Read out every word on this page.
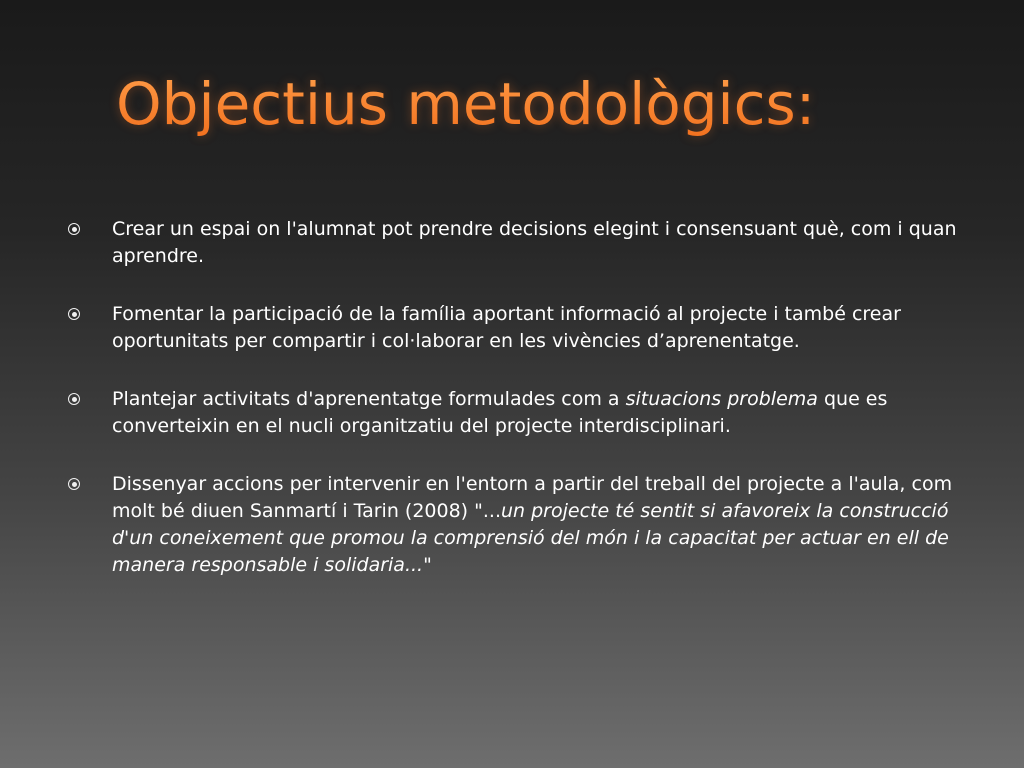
Objectius metodològics:

Crear un espai on l'alumnat pot prendre decisions elegint i consensuant què, com i quan aprendre.

Fomentar la participació de la família aportant informació al projecte i també crear oportunitats per compartir i col·laborar en les vivències d’aprenentatge.

Plantejar activitats d'aprenentatge formulades com a situacions problema que es converteixin en el nucli organitzatiu del projecte interdisciplinari.

Dissenyar accions per intervenir en l'entorn a partir del treball del projecte a l'aula, com molt bé diuen Sanmartí i Tarin (2008) "...un projecte té sentit si afavoreix la construcció d'un coneixement que promou la comprensió del món i la capacitat per actuar en ell de manera responsable i solidaria..."
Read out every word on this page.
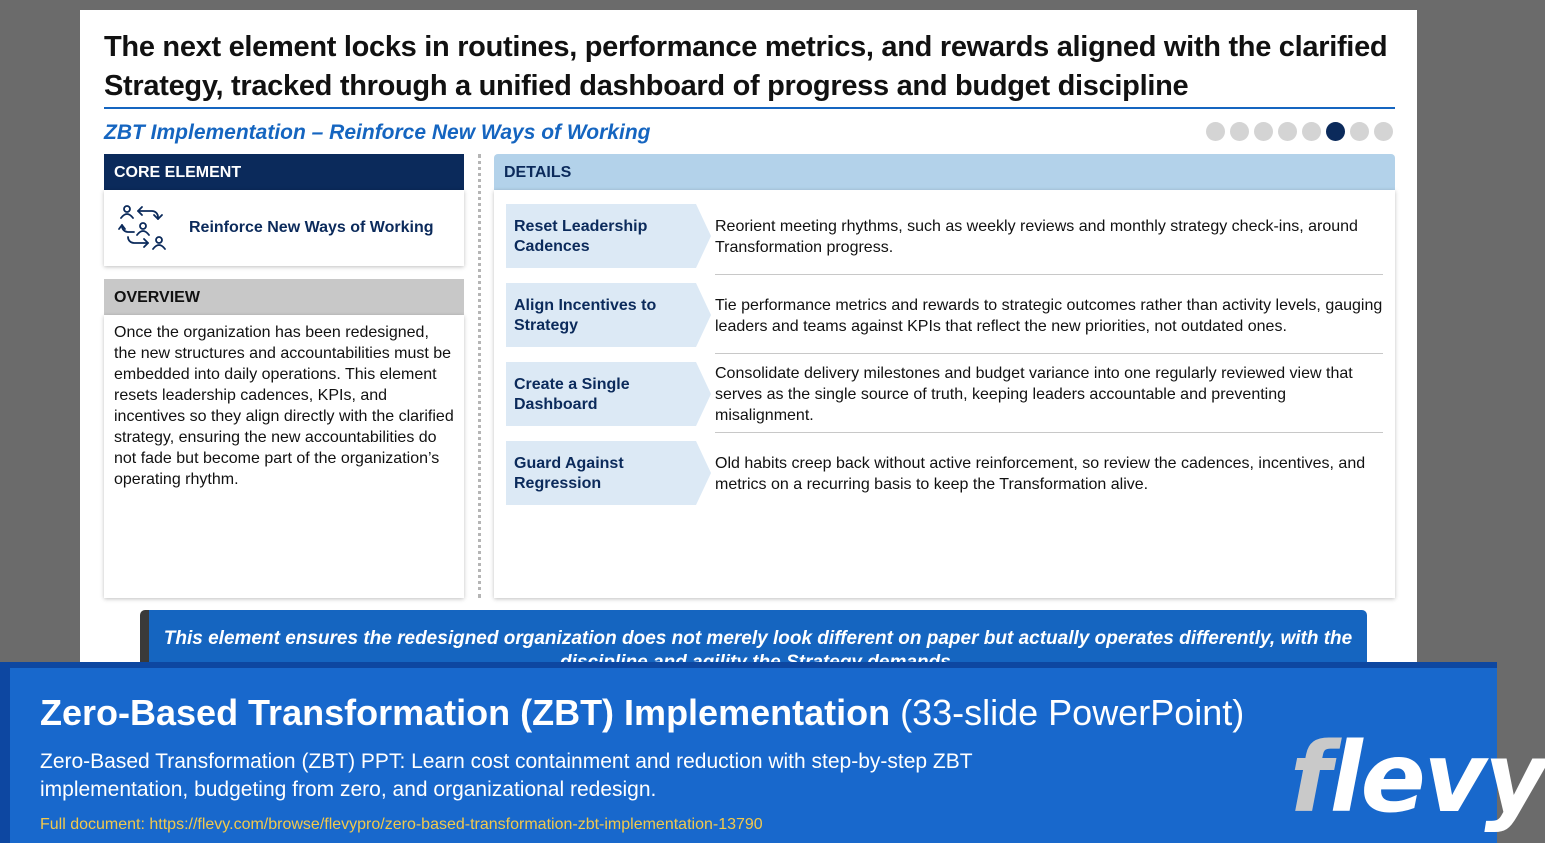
The next element locks in routines, performance metrics, and rewards aligned with the clarified Strategy, tracked through a unified dashboard of progress and budget discipline
ZBT Implementation – Reinforce New Ways of Working
CORE ELEMENT
Reinforce New Ways of Working
OVERVIEW
Once the organization has been redesigned, the new structures and accountabilities must be embedded into daily operations. This element resets leadership cadences, KPIs, and incentives so they align directly with the clarified strategy, ensuring the new accountabilities do not fade but become part of the organization’s operating rhythm.
DETAILS
Reset Leadership Cadences
Reorient meeting rhythms, such as weekly reviews and monthly strategy check-ins, around Transformation progress.
Align Incentives to Strategy
Tie performance metrics and rewards to strategic outcomes rather than activity levels, gauging leaders and teams against KPIs that reflect the new priorities, not outdated ones.
Create a Single Dashboard
Consolidate delivery milestones and budget variance into one regularly reviewed view that serves as the single source of truth, keeping leaders accountable and preventing misalignment.
Guard Against Regression
Old habits creep back without active reinforcement, so review the cadences, incentives, and metrics on a recurring basis to keep the Transformation alive.
This element ensures the redesigned organization does not merely look different on paper but actually operates differently, with the
Zero-Based Transformation (ZBT) Implementation (33-slide PowerPoint)
Zero-Based Transformation (ZBT) PPT: Learn cost containment and reduction with step-by-step ZBT implementation, budgeting from zero, and organizational redesign.
Full document: https://flevy.com/browse/flevypro/zero-based-transformation-zbt-implementation-13790	flevy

TASK PROMPT >> Pictures are excluded; output everything else in the data verbatim.

RESULT FOR THIS EXERCISE >>
Read out every word on this page.
Objectius metodològics:

Crear un espai on l'alumnat pot prendre decisions elegint i consensuant què, com i quan aprendre.

Fomentar la participació de la família aportant informació al projecte i també crear oportunitats per compartir i col·laborar en les vivències d’aprenentatge.

Plantejar activitats d'aprenentatge formulades com a situacions problema que es converteixin en el nucli organitzatiu del projecte interdisciplinari.

Dissenyar accions per intervenir en l'entorn a partir del treball del projecte a l'aula, com molt bé diuen Sanmartí i Tarin (2008) "...un projecte té sentit si afavoreix la construcció d'un coneixement que promou la comprensió del món i la capacitat per actuar en ell de manera responsable i solidaria..."
Read out every word on this page.
The next element locks in routines, performance metrics, and rewards aligned with the clarified Strategy, tracked through a unified dashboard of progress and budget discipline
ZBT Implementation – Reinforce New Ways of Working
CORE ELEMENT
Reinforce New Ways of Working
OVERVIEW
Once the organization has been redesigned, the new structures and accountabilities must be embedded into daily operations. This element resets leadership cadences, KPIs, and incentives so they align directly with the clarified strategy, ensuring the new accountabilities do not fade but become part of the organization’s operating rhythm.
DETAILS
Reset Leadership Cadences
Reorient meeting rhythms, such as weekly reviews and monthly strategy check-ins, around Transformation progress.
Align Incentives to Strategy
Tie performance metrics and rewards to strategic outcomes rather than activity levels, gauging leaders and teams against KPIs that reflect the new priorities, not outdated ones.
Create a Single Dashboard
Consolidate delivery milestones and budget variance into one regularly reviewed view that serves as the single source of truth, keeping leaders accountable and preventing misalignment.
Guard Against Regression
Old habits creep back without active reinforcement, so review the cadences, incentives, and metrics on a recurring basis to keep the Transformation alive.
This element ensures the redesigned organization does not merely look different on paper but actually operates differently, with the
Zero-Based Transformation (ZBT) Implementation (33-slide PowerPoint)
Zero-Based Transformation (ZBT) PPT: Learn cost containment and reduction with step-by-step ZBT implementation, budgeting from zero, and organizational redesign.
Full document: https://flevy.com/browse/flevypro/zero-based-transformation-zbt-implementation-13790	flevy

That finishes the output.